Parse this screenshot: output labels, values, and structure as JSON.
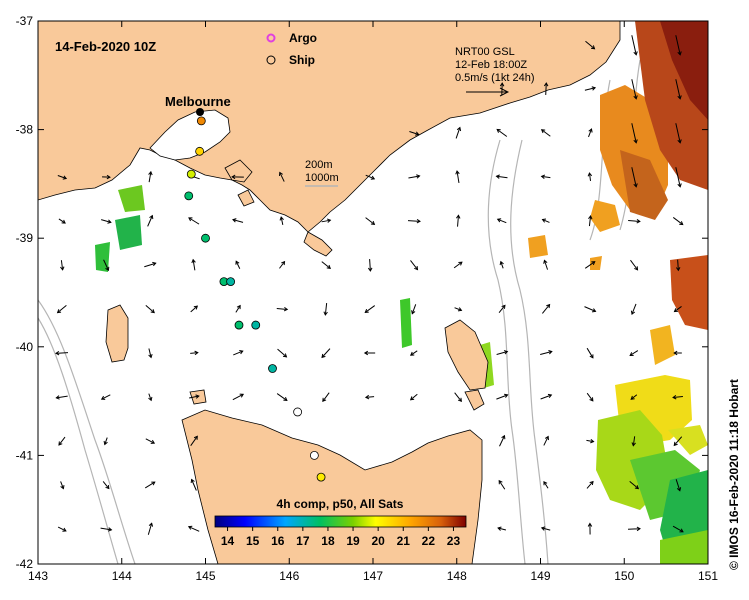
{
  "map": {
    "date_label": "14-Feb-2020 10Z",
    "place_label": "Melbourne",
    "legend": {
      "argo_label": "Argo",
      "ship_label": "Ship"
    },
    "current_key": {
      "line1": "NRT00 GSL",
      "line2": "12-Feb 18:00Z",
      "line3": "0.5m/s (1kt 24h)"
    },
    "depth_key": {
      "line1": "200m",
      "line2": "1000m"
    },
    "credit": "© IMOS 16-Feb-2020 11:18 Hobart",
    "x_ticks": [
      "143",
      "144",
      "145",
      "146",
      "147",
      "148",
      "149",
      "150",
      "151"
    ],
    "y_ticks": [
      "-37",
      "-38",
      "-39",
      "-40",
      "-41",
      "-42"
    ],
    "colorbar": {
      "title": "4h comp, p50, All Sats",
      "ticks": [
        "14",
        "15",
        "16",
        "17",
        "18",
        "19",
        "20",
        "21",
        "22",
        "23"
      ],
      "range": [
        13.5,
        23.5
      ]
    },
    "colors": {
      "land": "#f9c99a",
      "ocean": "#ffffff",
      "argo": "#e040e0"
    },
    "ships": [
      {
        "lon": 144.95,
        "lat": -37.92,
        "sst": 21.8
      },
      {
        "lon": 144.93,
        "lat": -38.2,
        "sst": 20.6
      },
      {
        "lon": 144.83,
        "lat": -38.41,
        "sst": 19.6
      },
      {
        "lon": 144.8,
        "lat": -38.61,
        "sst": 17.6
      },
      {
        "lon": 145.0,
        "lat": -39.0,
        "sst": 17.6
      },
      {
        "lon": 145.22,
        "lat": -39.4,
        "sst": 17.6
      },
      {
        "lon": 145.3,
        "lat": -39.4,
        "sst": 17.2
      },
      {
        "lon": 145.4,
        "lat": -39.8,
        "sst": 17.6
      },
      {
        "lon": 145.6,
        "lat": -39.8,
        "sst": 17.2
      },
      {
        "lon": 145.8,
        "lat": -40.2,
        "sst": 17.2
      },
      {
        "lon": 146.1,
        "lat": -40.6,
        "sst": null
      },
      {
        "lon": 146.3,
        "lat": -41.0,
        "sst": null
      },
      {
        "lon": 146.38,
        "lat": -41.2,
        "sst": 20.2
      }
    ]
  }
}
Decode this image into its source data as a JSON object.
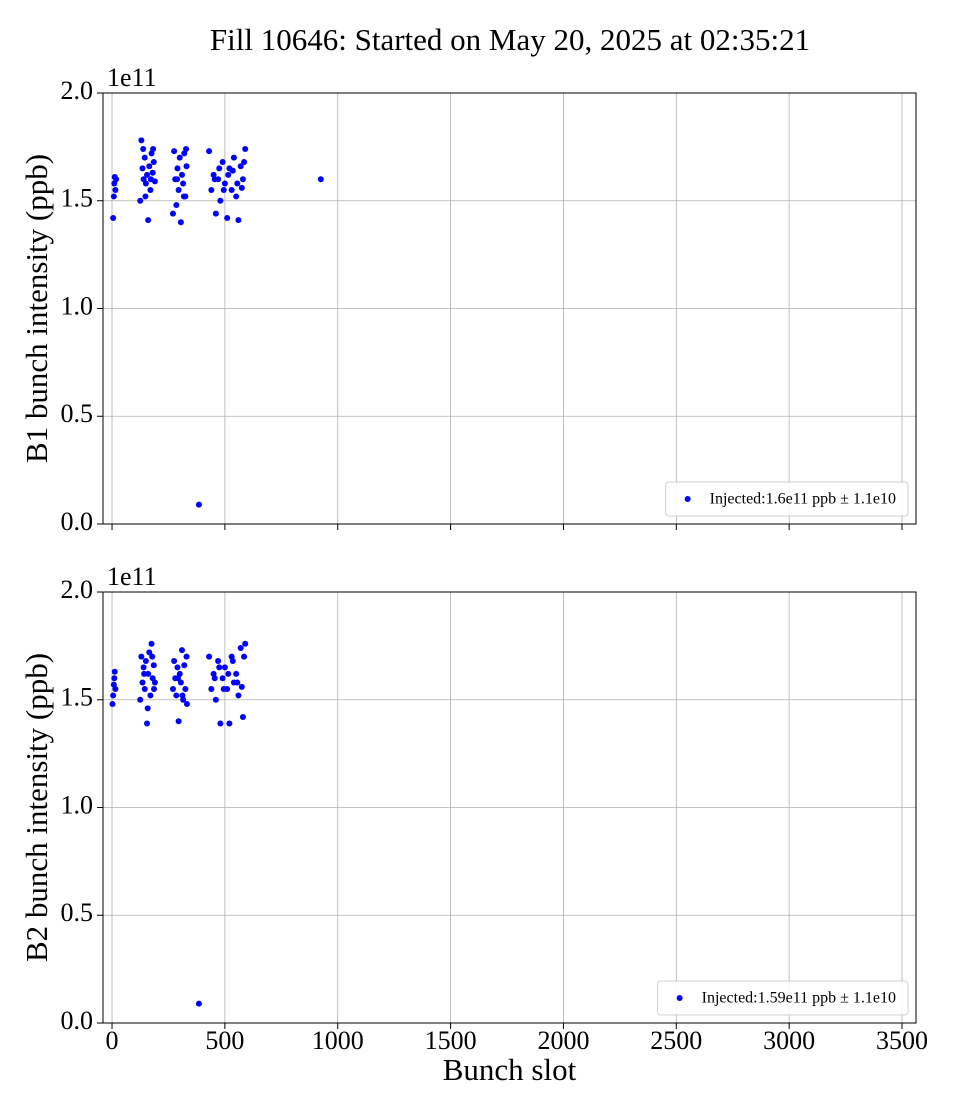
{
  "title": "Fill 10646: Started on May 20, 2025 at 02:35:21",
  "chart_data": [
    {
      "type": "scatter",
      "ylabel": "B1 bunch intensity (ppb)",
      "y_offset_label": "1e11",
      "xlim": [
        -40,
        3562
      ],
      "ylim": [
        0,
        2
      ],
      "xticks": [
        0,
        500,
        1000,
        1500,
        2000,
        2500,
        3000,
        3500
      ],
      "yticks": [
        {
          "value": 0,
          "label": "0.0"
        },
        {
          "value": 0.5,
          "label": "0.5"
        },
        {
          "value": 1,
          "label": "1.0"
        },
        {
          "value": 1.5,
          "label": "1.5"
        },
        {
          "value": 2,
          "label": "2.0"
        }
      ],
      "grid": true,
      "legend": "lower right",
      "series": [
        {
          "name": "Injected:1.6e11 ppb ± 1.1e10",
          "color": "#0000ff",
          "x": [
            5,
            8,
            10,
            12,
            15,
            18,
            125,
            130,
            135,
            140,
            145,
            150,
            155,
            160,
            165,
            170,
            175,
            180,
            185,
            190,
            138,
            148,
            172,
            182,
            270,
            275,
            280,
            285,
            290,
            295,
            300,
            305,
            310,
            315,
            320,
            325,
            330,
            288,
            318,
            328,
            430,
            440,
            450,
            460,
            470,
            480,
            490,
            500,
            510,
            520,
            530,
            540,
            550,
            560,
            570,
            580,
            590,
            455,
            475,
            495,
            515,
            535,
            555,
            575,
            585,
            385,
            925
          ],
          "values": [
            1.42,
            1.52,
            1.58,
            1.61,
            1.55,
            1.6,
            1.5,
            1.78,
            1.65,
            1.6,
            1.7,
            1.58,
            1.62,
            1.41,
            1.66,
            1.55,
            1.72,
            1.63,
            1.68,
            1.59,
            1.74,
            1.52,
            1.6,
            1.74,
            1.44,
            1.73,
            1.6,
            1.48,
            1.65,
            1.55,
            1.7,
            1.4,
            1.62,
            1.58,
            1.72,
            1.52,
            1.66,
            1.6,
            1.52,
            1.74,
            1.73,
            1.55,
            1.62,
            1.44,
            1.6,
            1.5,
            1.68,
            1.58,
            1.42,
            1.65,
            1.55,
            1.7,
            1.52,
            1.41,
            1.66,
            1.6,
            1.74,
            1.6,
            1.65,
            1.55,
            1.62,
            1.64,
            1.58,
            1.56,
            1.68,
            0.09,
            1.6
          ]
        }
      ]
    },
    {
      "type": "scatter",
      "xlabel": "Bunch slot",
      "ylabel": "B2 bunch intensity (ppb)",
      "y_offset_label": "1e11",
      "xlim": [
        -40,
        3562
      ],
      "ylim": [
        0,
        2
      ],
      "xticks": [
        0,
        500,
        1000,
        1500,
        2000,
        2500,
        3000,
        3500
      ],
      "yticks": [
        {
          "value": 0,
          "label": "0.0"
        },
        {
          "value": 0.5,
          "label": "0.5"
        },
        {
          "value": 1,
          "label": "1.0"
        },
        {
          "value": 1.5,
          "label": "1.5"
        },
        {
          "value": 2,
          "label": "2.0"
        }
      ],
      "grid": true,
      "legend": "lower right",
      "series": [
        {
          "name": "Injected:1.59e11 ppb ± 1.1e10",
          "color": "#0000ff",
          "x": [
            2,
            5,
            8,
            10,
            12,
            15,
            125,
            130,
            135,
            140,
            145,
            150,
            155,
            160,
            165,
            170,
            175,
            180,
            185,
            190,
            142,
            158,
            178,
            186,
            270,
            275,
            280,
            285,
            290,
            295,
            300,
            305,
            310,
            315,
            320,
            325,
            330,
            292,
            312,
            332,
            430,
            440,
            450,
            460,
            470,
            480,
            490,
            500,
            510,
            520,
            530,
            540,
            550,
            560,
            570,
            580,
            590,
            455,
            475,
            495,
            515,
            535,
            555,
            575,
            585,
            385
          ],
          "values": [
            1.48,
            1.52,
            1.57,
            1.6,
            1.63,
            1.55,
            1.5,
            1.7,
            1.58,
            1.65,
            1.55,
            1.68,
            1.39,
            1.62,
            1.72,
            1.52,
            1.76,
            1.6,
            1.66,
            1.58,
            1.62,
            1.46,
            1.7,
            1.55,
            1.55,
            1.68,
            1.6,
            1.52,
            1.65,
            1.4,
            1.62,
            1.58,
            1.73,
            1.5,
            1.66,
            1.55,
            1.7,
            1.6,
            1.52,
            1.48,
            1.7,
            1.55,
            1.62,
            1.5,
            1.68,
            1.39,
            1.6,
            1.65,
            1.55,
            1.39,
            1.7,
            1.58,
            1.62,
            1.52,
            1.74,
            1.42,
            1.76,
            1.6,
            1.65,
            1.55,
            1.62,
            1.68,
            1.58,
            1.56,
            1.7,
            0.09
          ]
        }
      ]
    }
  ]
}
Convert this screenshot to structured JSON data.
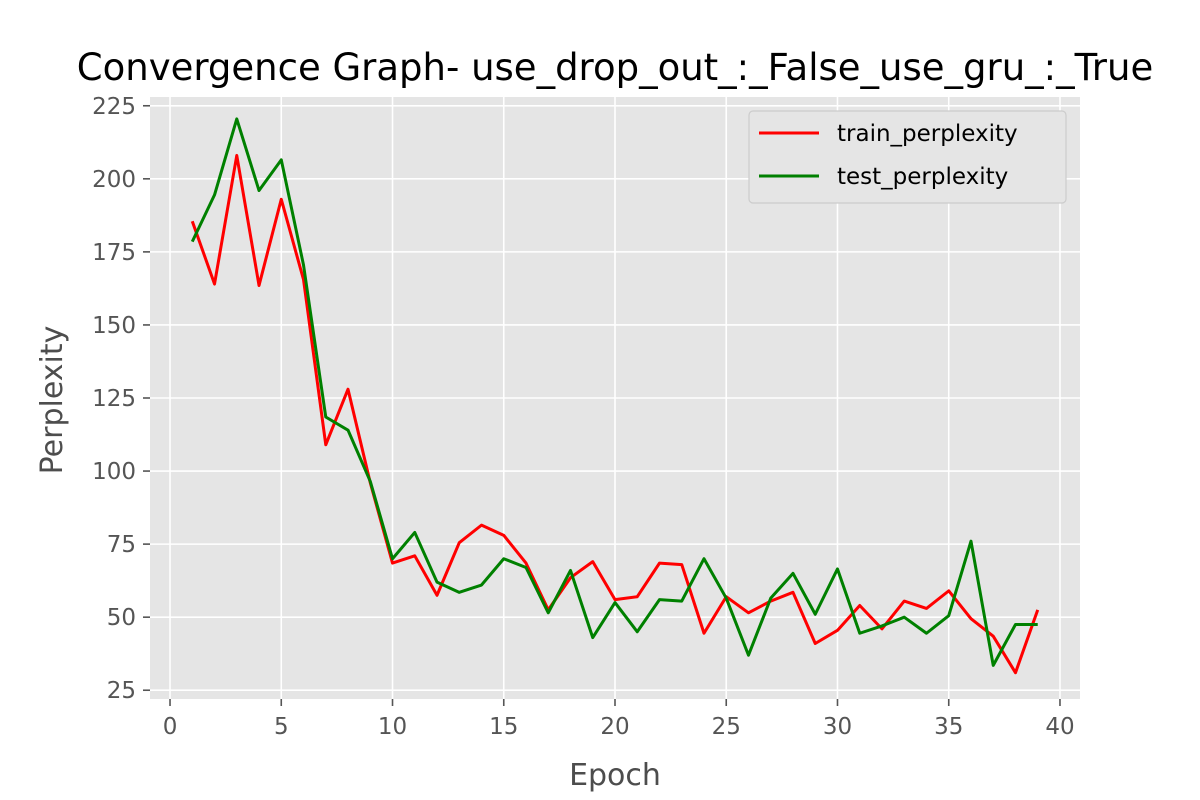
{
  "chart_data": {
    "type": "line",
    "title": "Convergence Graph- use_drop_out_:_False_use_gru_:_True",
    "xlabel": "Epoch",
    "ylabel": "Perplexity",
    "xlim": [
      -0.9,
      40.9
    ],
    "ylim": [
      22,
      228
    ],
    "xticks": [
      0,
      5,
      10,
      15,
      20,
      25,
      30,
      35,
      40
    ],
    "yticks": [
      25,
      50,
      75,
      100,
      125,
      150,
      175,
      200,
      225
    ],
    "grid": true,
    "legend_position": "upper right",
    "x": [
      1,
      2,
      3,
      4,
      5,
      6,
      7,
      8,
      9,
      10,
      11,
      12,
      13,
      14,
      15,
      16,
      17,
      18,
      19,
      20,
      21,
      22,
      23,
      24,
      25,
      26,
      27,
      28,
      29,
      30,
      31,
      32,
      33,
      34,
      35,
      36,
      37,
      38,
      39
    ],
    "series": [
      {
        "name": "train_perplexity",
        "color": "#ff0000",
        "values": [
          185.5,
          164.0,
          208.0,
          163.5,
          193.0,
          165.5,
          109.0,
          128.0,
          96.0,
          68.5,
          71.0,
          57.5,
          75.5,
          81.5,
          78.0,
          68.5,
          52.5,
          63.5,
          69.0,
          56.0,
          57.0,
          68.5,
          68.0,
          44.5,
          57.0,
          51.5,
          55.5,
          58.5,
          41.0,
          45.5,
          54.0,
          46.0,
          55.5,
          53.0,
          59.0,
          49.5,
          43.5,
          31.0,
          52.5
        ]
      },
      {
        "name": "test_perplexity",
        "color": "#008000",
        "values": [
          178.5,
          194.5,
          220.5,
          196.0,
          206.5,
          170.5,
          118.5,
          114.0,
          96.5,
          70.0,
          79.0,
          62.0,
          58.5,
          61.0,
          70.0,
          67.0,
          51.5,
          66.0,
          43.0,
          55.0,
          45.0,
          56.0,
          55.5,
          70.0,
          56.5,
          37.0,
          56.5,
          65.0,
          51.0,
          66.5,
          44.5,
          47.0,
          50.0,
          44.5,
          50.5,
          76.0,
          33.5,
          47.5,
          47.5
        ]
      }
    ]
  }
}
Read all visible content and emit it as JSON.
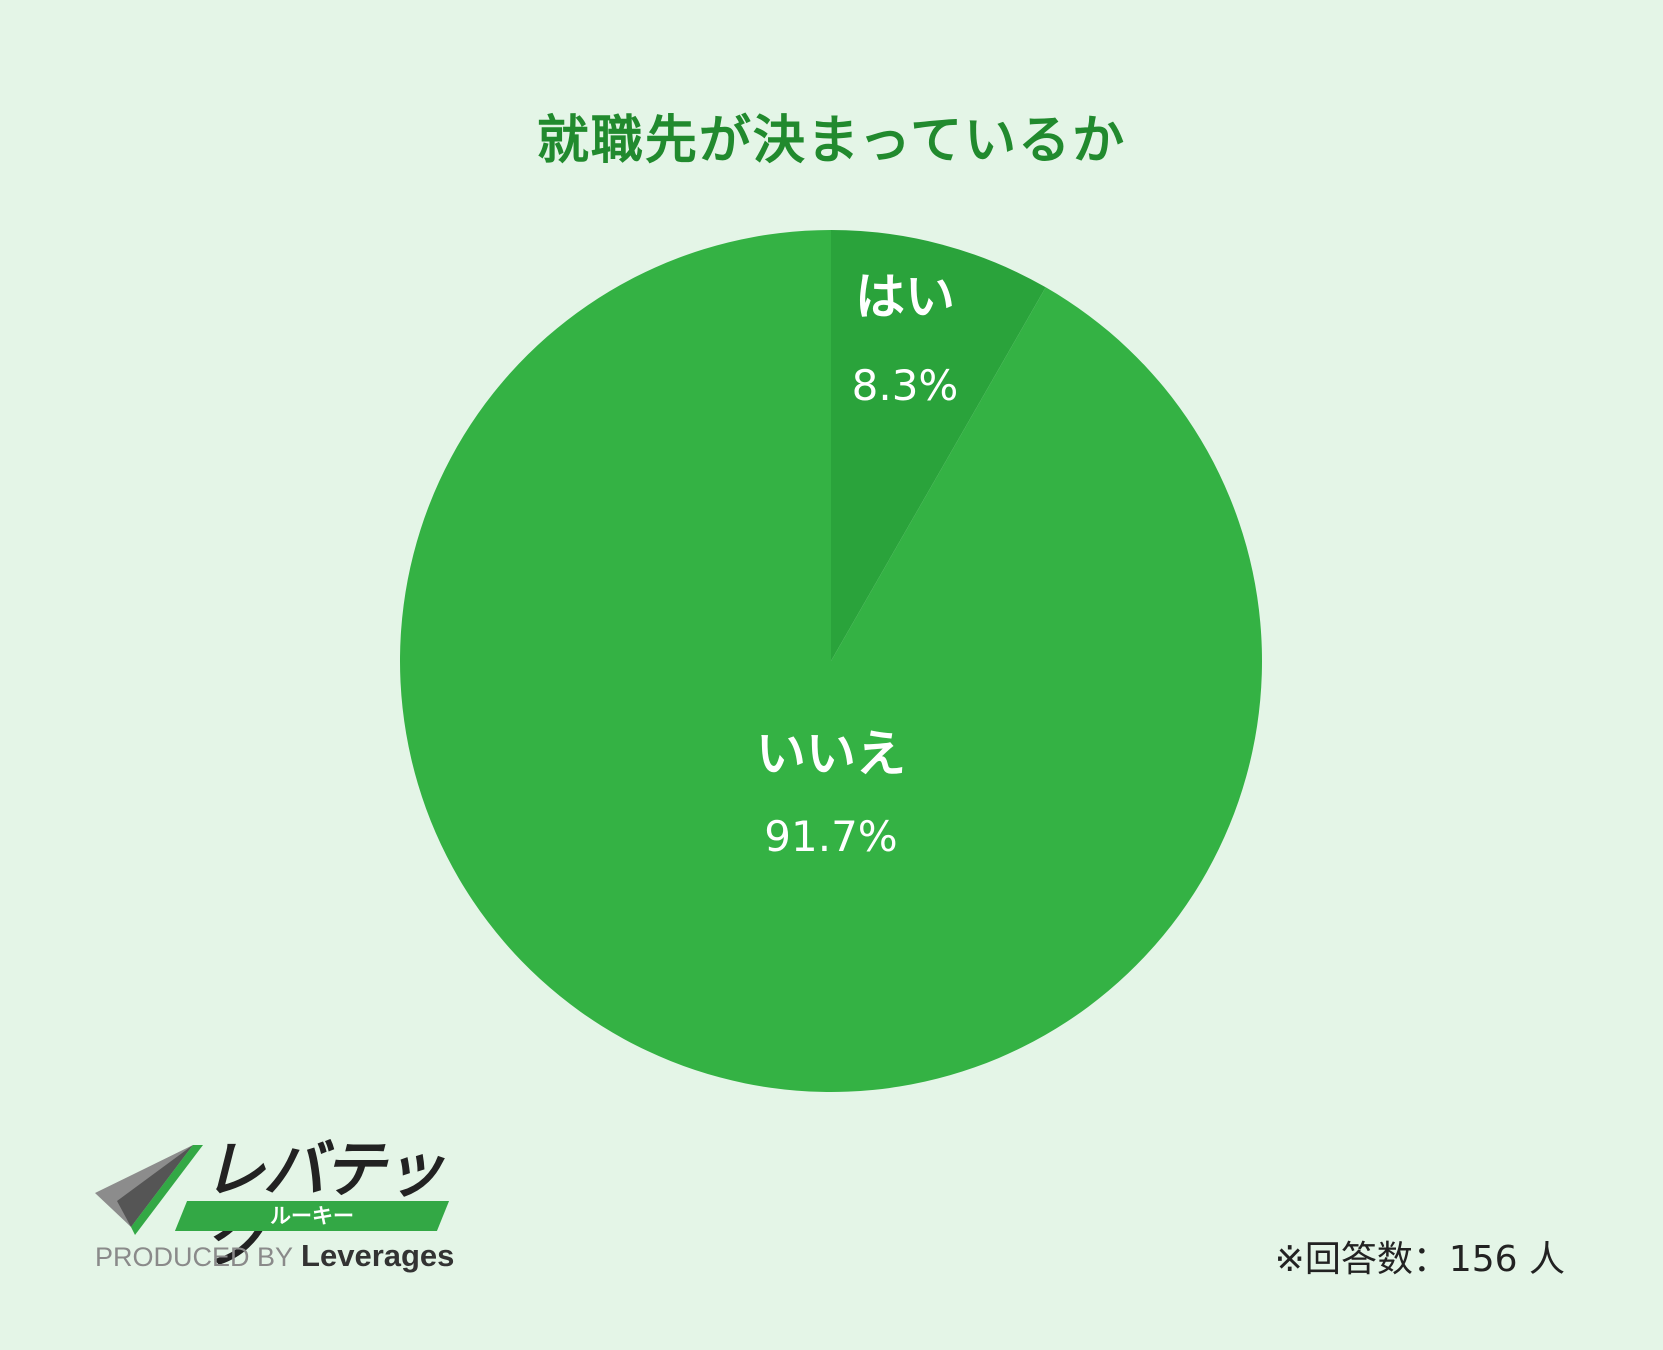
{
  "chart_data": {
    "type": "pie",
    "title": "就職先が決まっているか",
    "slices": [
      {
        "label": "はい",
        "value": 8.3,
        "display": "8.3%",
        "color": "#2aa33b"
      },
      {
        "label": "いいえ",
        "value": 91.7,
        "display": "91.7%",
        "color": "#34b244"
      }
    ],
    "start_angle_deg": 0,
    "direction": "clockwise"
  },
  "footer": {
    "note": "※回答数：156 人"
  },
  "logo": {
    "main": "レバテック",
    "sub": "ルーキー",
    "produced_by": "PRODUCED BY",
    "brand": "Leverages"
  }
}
_ _ _ _ _ _ _
— Exercise task —
Repeat the line containing "Read all visible content and emit it as JSON." and every line after it up to the end of the material above, exactly as they stand, minus the pictures.

— Exercise answer —
Read all visible content and emit it as JSON.
{
  "chart_data": {
    "type": "pie",
    "title": "就職先が決まっているか",
    "slices": [
      {
        "label": "はい",
        "value": 8.3,
        "display": "8.3%",
        "color": "#2aa33b"
      },
      {
        "label": "いいえ",
        "value": 91.7,
        "display": "91.7%",
        "color": "#34b244"
      }
    ],
    "start_angle_deg": 0,
    "direction": "clockwise"
  },
  "footer": {
    "note": "※回答数：156 人"
  },
  "logo": {
    "main": "レバテック",
    "sub": "ルーキー",
    "produced_by": "PRODUCED BY",
    "brand": "Leverages"
  }
}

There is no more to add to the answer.